SET TASK =>
Please determine how many lines of the material include the word "final", and respond with nothing but that number.
::: TASK MATERIAL :::
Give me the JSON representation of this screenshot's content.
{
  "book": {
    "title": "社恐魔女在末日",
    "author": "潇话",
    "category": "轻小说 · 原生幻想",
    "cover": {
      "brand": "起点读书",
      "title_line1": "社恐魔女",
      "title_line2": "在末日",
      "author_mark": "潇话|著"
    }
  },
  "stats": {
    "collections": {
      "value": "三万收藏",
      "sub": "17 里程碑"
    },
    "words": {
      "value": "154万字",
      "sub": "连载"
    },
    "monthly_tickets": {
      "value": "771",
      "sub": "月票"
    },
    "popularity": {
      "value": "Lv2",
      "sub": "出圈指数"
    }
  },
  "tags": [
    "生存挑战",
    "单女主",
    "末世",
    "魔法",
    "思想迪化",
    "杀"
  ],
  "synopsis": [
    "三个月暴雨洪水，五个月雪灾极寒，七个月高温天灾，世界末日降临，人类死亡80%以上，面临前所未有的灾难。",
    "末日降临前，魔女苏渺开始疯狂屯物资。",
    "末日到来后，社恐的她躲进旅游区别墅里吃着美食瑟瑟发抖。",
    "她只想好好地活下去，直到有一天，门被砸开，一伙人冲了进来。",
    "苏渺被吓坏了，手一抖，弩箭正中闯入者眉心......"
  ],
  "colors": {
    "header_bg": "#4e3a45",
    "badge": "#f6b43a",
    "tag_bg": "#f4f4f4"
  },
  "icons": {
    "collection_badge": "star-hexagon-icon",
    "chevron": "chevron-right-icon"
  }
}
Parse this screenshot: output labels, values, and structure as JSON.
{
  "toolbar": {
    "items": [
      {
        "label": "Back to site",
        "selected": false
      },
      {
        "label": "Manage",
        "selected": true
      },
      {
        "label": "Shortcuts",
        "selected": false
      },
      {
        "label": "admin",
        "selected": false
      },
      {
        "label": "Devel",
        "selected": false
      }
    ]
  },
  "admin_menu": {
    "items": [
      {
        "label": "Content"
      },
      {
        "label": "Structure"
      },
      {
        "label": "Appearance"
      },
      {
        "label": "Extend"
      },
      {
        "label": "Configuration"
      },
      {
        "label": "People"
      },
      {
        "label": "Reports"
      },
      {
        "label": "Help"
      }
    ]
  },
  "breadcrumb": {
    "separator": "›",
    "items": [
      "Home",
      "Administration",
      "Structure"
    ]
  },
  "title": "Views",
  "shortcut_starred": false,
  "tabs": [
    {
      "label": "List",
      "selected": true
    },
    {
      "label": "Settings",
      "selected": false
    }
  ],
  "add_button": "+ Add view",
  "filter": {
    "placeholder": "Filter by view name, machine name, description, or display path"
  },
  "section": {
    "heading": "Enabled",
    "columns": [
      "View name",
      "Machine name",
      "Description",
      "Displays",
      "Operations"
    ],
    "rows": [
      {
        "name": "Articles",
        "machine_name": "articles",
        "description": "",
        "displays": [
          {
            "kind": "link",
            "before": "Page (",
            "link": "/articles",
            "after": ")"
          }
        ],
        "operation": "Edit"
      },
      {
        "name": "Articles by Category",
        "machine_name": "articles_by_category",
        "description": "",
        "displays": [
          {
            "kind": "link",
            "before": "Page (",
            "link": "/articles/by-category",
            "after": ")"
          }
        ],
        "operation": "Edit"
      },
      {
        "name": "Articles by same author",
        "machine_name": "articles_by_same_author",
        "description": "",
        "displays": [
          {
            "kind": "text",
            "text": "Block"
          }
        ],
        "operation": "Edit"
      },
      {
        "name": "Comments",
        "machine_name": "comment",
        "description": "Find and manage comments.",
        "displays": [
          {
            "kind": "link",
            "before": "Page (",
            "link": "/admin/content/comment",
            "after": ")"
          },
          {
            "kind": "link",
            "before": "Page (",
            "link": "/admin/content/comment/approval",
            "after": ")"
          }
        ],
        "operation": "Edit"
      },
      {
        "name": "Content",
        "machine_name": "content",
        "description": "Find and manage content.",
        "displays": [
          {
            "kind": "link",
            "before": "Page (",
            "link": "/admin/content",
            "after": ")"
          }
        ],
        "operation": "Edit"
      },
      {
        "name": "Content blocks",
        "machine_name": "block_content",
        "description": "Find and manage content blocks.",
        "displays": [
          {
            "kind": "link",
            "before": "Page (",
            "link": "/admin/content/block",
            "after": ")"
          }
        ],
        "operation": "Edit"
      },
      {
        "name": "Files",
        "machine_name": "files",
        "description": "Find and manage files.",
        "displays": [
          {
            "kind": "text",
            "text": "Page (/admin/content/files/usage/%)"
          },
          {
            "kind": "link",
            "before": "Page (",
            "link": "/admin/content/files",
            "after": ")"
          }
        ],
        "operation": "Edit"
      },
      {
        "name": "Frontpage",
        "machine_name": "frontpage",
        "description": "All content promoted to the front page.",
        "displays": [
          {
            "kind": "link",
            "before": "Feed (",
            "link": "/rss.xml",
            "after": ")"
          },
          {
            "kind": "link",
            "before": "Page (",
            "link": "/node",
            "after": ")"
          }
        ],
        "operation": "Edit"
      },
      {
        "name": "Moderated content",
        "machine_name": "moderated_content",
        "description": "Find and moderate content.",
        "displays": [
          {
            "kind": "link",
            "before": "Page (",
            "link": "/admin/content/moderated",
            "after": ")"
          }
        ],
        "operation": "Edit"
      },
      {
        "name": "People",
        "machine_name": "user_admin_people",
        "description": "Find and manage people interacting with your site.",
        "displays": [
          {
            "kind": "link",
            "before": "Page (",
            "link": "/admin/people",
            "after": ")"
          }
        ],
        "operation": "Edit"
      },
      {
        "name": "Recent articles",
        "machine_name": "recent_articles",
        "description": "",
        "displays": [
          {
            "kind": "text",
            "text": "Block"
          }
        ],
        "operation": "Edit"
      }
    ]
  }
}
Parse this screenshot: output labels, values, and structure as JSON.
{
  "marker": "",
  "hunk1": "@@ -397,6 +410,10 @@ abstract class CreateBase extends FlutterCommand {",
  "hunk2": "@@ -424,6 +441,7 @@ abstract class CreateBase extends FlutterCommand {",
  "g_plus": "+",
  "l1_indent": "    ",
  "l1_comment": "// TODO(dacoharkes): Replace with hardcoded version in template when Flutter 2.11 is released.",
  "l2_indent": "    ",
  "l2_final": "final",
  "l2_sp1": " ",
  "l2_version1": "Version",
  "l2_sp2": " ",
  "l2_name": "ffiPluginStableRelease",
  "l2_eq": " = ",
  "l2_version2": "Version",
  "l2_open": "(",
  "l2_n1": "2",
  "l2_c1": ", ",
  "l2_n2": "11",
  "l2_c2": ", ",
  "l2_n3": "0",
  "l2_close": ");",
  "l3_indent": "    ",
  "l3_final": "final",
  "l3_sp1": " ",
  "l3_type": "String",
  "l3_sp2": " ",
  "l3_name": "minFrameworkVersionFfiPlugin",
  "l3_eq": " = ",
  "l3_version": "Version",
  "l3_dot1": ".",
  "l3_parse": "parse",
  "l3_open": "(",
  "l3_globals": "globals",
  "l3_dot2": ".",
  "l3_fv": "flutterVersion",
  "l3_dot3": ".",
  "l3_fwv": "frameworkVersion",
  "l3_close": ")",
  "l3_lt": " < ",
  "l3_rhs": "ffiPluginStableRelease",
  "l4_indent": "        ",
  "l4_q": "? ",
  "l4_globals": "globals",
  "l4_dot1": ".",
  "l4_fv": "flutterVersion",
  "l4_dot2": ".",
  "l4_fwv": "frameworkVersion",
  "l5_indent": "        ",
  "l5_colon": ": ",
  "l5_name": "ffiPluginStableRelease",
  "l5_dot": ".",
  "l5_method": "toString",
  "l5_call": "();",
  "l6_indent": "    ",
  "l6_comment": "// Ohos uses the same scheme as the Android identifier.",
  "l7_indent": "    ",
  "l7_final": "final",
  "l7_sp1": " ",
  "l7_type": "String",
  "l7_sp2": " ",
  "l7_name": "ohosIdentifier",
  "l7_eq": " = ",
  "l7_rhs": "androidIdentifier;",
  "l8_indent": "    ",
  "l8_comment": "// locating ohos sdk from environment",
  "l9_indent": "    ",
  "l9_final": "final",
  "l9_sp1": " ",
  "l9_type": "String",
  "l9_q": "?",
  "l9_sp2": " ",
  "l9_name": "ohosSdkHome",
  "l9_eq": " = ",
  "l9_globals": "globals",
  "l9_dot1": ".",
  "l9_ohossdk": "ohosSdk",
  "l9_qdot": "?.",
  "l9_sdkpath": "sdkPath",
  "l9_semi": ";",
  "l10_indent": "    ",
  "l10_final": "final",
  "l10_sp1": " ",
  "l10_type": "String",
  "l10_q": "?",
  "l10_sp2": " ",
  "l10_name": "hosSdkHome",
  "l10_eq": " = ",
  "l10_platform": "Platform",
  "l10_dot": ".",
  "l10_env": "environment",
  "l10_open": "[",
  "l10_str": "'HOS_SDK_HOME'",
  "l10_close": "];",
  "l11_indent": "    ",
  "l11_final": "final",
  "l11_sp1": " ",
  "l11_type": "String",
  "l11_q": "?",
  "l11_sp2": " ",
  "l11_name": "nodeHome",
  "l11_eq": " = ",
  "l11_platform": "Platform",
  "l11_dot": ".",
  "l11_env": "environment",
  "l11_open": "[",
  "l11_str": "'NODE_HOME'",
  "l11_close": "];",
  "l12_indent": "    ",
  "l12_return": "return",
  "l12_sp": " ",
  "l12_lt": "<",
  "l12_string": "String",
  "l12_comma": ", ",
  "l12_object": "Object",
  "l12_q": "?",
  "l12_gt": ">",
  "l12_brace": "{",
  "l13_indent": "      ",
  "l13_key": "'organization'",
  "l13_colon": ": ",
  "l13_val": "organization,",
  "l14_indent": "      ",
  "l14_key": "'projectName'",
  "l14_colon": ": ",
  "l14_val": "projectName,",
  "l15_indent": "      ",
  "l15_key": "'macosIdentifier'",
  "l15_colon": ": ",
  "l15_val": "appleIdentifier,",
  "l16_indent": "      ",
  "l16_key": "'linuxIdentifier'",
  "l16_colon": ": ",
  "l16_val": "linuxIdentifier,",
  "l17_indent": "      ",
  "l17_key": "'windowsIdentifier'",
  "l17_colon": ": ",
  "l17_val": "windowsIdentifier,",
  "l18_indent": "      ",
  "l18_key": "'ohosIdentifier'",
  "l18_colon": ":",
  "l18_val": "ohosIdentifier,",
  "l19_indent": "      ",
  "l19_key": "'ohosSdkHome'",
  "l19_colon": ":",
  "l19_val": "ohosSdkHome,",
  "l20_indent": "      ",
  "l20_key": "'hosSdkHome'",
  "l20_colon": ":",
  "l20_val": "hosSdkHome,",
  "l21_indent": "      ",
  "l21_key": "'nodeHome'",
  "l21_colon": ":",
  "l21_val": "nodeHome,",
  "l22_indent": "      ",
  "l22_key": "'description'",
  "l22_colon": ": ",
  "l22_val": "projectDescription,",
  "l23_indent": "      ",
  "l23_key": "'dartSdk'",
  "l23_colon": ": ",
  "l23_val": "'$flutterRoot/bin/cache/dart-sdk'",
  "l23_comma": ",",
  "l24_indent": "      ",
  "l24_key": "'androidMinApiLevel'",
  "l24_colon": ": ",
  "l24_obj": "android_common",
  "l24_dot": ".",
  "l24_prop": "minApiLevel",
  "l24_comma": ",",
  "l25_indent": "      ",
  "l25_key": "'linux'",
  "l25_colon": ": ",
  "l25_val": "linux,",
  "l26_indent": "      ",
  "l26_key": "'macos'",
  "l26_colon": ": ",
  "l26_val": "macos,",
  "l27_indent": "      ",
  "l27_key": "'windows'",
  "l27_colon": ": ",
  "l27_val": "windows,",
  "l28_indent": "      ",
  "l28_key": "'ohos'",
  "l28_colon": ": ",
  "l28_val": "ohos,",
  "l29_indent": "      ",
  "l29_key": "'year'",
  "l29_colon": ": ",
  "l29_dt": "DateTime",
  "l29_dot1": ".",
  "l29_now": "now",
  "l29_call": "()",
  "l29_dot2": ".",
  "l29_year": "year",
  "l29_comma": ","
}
:::
THE RESPONSE =>
6